**Exercise prompt**. Here are some entries; quote each one exactly.
--- begin Data section ---
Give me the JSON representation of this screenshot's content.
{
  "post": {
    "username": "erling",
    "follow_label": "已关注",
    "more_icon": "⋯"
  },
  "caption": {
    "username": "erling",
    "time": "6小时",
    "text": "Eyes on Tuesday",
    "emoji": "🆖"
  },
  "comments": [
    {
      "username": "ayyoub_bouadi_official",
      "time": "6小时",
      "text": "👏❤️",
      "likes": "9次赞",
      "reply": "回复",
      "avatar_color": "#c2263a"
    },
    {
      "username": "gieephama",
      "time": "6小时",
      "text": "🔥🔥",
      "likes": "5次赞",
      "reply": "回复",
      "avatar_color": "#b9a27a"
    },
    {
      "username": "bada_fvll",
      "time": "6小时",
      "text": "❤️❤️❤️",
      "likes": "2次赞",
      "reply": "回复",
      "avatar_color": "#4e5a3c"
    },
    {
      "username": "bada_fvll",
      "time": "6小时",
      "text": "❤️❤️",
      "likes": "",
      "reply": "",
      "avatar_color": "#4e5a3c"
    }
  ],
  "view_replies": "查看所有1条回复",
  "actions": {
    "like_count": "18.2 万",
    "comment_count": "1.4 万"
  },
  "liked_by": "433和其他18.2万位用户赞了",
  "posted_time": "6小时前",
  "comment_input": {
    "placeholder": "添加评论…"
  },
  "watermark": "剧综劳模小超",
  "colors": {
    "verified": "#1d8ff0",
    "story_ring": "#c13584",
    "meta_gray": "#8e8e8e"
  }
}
--- end Data section ---
**Exercise output**.
Give me the JSON representation of this screenshot's content.
{
  "post": {
    "username": "erling",
    "follow_label": "已关注",
    "more_icon": "⋯"
  },
  "caption": {
    "username": "erling",
    "time": "6小时",
    "text": "Eyes on Tuesday",
    "emoji": "🆖"
  },
  "comments": [
    {
      "username": "ayyoub_bouadi_official",
      "time": "6小时",
      "text": "👏❤️",
      "likes": "9次赞",
      "reply": "回复",
      "avatar_color": "#c2263a"
    },
    {
      "username": "gieephama",
      "time": "6小时",
      "text": "🔥🔥",
      "likes": "5次赞",
      "reply": "回复",
      "avatar_color": "#b9a27a"
    },
    {
      "username": "bada_fvll",
      "time": "6小时",
      "text": "❤️❤️❤️",
      "likes": "2次赞",
      "reply": "回复",
      "avatar_color": "#4e5a3c"
    },
    {
      "username": "bada_fvll",
      "time": "6小时",
      "text": "❤️❤️",
      "likes": "",
      "reply": "",
      "avatar_color": "#4e5a3c"
    }
  ],
  "view_replies": "查看所有1条回复",
  "actions": {
    "like_count": "18.2 万",
    "comment_count": "1.4 万"
  },
  "liked_by": "433和其他18.2万位用户赞了",
  "posted_time": "6小时前",
  "comment_input": {
    "placeholder": "添加评论…"
  },
  "watermark": "剧综劳模小超",
  "colors": {
    "verified": "#1d8ff0",
    "story_ring": "#c13584",
    "meta_gray": "#8e8e8e"
  }
}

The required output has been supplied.